Please give the data below again in full, exactly as it stands.

- [Records supplied]:
"""
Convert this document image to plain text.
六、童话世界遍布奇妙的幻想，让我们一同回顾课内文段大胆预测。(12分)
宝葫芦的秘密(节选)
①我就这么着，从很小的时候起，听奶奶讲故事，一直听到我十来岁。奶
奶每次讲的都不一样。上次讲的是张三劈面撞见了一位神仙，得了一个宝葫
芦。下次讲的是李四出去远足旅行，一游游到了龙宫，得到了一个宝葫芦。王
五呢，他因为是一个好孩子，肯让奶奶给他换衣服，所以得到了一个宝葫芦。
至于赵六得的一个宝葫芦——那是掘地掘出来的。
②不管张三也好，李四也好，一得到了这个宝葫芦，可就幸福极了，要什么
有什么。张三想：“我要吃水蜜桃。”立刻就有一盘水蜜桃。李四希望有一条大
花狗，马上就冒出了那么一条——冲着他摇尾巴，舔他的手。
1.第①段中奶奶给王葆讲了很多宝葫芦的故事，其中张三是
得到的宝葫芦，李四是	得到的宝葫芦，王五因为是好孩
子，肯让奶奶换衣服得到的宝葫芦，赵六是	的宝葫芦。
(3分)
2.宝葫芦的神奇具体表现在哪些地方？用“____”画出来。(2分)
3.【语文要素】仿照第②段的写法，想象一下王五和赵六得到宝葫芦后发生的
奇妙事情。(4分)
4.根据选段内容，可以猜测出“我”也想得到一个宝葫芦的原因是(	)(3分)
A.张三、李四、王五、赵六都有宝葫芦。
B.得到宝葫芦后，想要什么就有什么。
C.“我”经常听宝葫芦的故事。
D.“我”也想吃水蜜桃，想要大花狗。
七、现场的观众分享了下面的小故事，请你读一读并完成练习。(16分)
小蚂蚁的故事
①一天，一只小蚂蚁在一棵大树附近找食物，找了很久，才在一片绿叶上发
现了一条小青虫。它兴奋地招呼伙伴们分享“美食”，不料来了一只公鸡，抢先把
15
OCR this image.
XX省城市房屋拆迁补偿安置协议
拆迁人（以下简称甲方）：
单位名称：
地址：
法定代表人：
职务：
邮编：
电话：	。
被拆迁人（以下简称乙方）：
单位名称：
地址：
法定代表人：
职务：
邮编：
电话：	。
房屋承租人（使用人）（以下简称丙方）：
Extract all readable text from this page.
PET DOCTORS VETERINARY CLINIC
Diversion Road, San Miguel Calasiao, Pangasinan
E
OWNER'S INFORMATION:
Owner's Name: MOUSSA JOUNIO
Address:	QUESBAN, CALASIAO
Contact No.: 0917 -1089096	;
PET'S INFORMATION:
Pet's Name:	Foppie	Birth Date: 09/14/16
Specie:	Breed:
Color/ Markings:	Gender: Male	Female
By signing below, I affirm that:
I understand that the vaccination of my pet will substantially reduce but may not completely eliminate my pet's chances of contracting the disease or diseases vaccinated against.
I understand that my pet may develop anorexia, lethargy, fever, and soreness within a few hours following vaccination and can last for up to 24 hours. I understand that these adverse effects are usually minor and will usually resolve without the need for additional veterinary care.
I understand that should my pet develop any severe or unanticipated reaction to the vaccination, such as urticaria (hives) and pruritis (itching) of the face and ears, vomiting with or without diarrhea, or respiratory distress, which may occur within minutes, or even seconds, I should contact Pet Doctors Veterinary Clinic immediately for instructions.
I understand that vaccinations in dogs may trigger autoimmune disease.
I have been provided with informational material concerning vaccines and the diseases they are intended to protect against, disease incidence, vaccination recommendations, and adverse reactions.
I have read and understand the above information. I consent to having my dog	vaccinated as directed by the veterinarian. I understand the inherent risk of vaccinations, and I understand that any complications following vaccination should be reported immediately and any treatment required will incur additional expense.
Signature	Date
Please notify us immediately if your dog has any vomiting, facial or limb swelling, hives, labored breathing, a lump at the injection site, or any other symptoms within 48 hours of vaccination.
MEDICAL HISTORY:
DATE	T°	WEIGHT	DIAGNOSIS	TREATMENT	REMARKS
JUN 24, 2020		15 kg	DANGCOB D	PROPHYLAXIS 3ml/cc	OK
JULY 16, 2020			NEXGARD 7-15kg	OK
"""
- [Correct result]:
Convert this document image to plain text.
六、童话世界遍布奇妙的幻想，让我们一同回顾课内文段大胆预测。(12分)
宝葫芦的秘密(节选)
①我就这么着，从很小的时候起，听奶奶讲故事，一直听到我十来岁。奶
奶每次讲的都不一样。上次讲的是张三劈面撞见了一位神仙，得了一个宝葫
芦。下次讲的是李四出去远足旅行，一游游到了龙宫，得到了一个宝葫芦。王
五呢，他因为是一个好孩子，肯让奶奶给他换衣服，所以得到了一个宝葫芦。
至于赵六得的一个宝葫芦——那是掘地掘出来的。
②不管张三也好，李四也好，一得到了这个宝葫芦，可就幸福极了，要什么
有什么。张三想：“我要吃水蜜桃。”立刻就有一盘水蜜桃。李四希望有一条大
花狗，马上就冒出了那么一条——冲着他摇尾巴，舔他的手。
1.第①段中奶奶给王葆讲了很多宝葫芦的故事，其中张三是
得到的宝葫芦，李四是	得到的宝葫芦，王五因为是好孩
子，肯让奶奶换衣服得到的宝葫芦，赵六是	的宝葫芦。
(3分)
2.宝葫芦的神奇具体表现在哪些地方？用“____”画出来。(2分)
3.【语文要素】仿照第②段的写法，想象一下王五和赵六得到宝葫芦后发生的
奇妙事情。(4分)
4.根据选段内容，可以猜测出“我”也想得到一个宝葫芦的原因是(	)(3分)
A.张三、李四、王五、赵六都有宝葫芦。
B.得到宝葫芦后，想要什么就有什么。
C.“我”经常听宝葫芦的故事。
D.“我”也想吃水蜜桃，想要大花狗。
七、现场的观众分享了下面的小故事，请你读一读并完成练习。(16分)
小蚂蚁的故事
①一天，一只小蚂蚁在一棵大树附近找食物，找了很久，才在一片绿叶上发
现了一条小青虫。它兴奋地招呼伙伴们分享“美食”，不料来了一只公鸡，抢先把
15
OCR this image.
XX省城市房屋拆迁补偿安置协议
拆迁人（以下简称甲方）：
单位名称：
地址：
法定代表人：
职务：
邮编：
电话：	。
被拆迁人（以下简称乙方）：
单位名称：
地址：
法定代表人：
职务：
邮编：
电话：	。
房屋承租人（使用人）（以下简称丙方）：
Extract all readable text from this page.
PET DOCTORS VETERINARY CLINIC
Diversion Road, San Miguel Calasiao, Pangasinan
E
OWNER'S INFORMATION:
Owner's Name: MOUSSA JOUNIO
Address:	QUESBAN, CALASIAO
Contact No.: 0917 -1089096	;
PET'S INFORMATION:
Pet's Name:	Foppie	Birth Date: 09/14/16
Specie:	Breed:
Color/ Markings:	Gender: Male	Female
By signing below, I affirm that:
I understand that the vaccination of my pet will substantially reduce but may not completely eliminate my pet's chances of contracting the disease or diseases vaccinated against.
I understand that my pet may develop anorexia, lethargy, fever, and soreness within a few hours following vaccination and can last for up to 24 hours. I understand that these adverse effects are usually minor and will usually resolve without the need for additional veterinary care.
I understand that should my pet develop any severe or unanticipated reaction to the vaccination, such as urticaria (hives) and pruritis (itching) of the face and ears, vomiting with or without diarrhea, or respiratory distress, which may occur within minutes, or even seconds, I should contact Pet Doctors Veterinary Clinic immediately for instructions.
I understand that vaccinations in dogs may trigger autoimmune disease.
I have been provided with informational material concerning vaccines and the diseases they are intended to protect against, disease incidence, vaccination recommendations, and adverse reactions.
I have read and understand the above information. I consent to having my dog	vaccinated as directed by the veterinarian. I understand the inherent risk of vaccinations, and I understand that any complications following vaccination should be reported immediately and any treatment required will incur additional expense.
Signature	Date
Please notify us immediately if your dog has any vomiting, facial or limb swelling, hives, labored breathing, a lump at the injection site, or any other symptoms within 48 hours of vaccination.
MEDICAL HISTORY:
DATE	T°	WEIGHT	DIAGNOSIS	TREATMENT	REMARKS
JUN 24, 2020		15 kg	DANGCOB D	PROPHYLAXIS 3ml/cc	OK
JULY 16, 2020			NEXGARD 7-15kg	OK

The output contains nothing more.